● THE EXERCISE
Return the listing below exactly, with the pictures dropped.

** START TASK INPUT **

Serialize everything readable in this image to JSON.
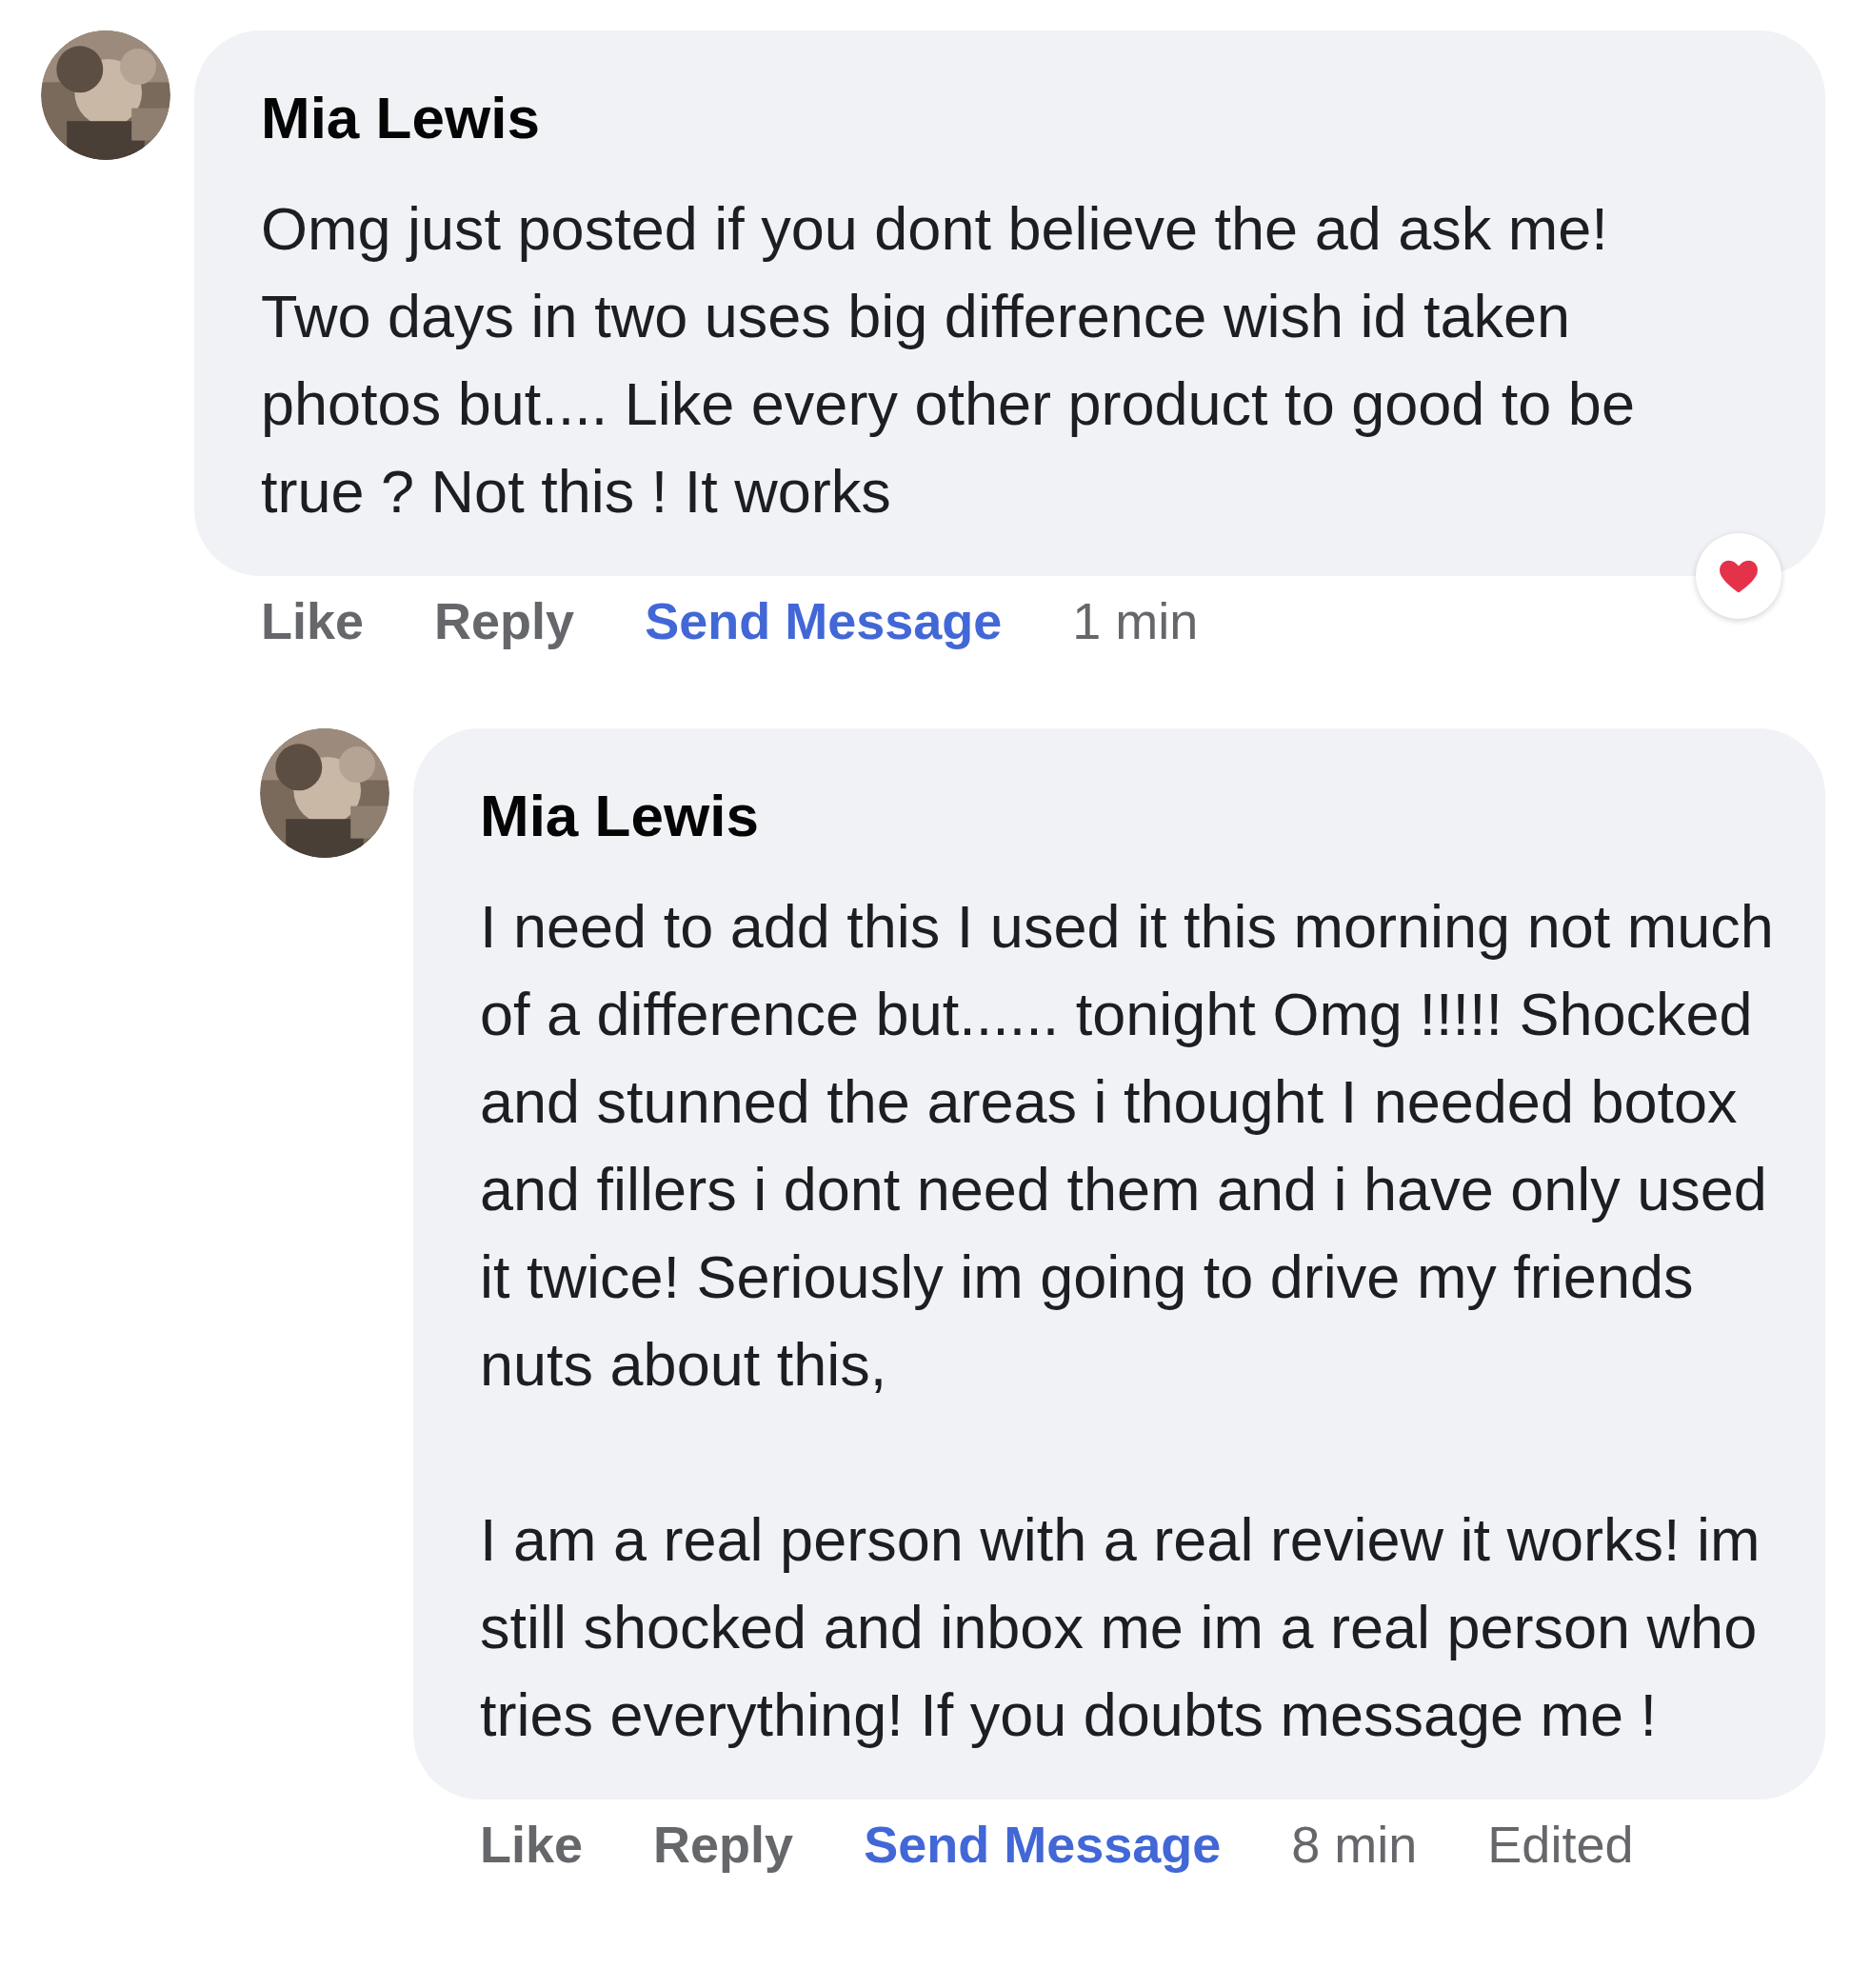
{
  "comments": [
    {
      "author": "Mia Lewis",
      "paragraphs": [
        "Omg just posted if you dont believe the ad ask me! Two days in two uses big difference wish id taken photos but.... Like every other product to good to be true ? Not this ! It works"
      ],
      "actions": [
        {
          "label": "Like",
          "kind": "action"
        },
        {
          "label": "Reply",
          "kind": "action"
        },
        {
          "label": "Send Message",
          "kind": "link"
        },
        {
          "label": "1 min",
          "kind": "meta"
        }
      ],
      "reactions": [
        {
          "kind": "love"
        }
      ],
      "replies": [
        {
          "author": "Mia Lewis",
          "paragraphs": [
            "I need to add this I used it this morning not much of a difference but...... tonight Omg !!!!! Shocked and stunned the areas i thought I needed botox and fillers i dont need them and i have only used it twice! Seriously im going to drive my friends nuts about this,",
            "I am a real person with a real review it works! im still shocked and inbox me im a real person who tries everything! If you doubts message me !"
          ],
          "actions": [
            {
              "label": "Like",
              "kind": "action"
            },
            {
              "label": "Reply",
              "kind": "action"
            },
            {
              "label": "Send Message",
              "kind": "link"
            },
            {
              "label": "8 min",
              "kind": "meta"
            },
            {
              "label": "Edited",
              "kind": "meta"
            }
          ]
        }
      ]
    }
  ]
}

** END TASK INPUT **

● WRITTEN SOLUTION
Serialize everything readable in this image to JSON.
{
  "comments": [
    {
      "author": "Mia Lewis",
      "paragraphs": [
        "Omg just posted if you dont believe the ad ask me! Two days in two uses big difference wish id taken photos but.... Like every other product to good to be true ? Not this ! It works"
      ],
      "actions": [
        {
          "label": "Like",
          "kind": "action"
        },
        {
          "label": "Reply",
          "kind": "action"
        },
        {
          "label": "Send Message",
          "kind": "link"
        },
        {
          "label": "1 min",
          "kind": "meta"
        }
      ],
      "reactions": [
        {
          "kind": "love"
        }
      ],
      "replies": [
        {
          "author": "Mia Lewis",
          "paragraphs": [
            "I need to add this I used it this morning not much of a difference but...... tonight Omg !!!!! Shocked and stunned the areas i thought I needed botox and fillers i dont need them and i have only used it twice! Seriously im going to drive my friends nuts about this,",
            "I am a real person with a real review it works! im still shocked and inbox me im a real person who tries everything! If you doubts message me !"
          ],
          "actions": [
            {
              "label": "Like",
              "kind": "action"
            },
            {
              "label": "Reply",
              "kind": "action"
            },
            {
              "label": "Send Message",
              "kind": "link"
            },
            {
              "label": "8 min",
              "kind": "meta"
            },
            {
              "label": "Edited",
              "kind": "meta"
            }
          ]
        }
      ]
    }
  ]
}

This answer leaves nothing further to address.